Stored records
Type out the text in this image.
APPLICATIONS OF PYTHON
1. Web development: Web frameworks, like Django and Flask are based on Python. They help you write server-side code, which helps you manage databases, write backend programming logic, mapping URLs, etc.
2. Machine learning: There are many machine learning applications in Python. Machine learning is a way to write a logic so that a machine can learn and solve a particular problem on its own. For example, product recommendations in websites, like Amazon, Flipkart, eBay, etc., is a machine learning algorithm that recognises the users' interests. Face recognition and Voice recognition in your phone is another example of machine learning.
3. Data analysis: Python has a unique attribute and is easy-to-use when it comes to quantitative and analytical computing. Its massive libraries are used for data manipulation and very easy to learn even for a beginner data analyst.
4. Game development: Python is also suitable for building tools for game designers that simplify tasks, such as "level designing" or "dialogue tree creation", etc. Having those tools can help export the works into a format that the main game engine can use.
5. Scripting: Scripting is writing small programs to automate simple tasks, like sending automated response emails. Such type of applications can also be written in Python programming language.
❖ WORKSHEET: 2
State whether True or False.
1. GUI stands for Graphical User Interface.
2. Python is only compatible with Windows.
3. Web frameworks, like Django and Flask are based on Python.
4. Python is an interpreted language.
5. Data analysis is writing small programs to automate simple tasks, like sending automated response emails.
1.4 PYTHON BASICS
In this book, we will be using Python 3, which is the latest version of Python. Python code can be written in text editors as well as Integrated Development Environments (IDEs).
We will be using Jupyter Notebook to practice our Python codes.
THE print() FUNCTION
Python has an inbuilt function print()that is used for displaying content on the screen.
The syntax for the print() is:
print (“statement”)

EXERCISE PROMPT – Give the number of lines where the string "also" occurs, without any further text.

ANSWER BELOW – 2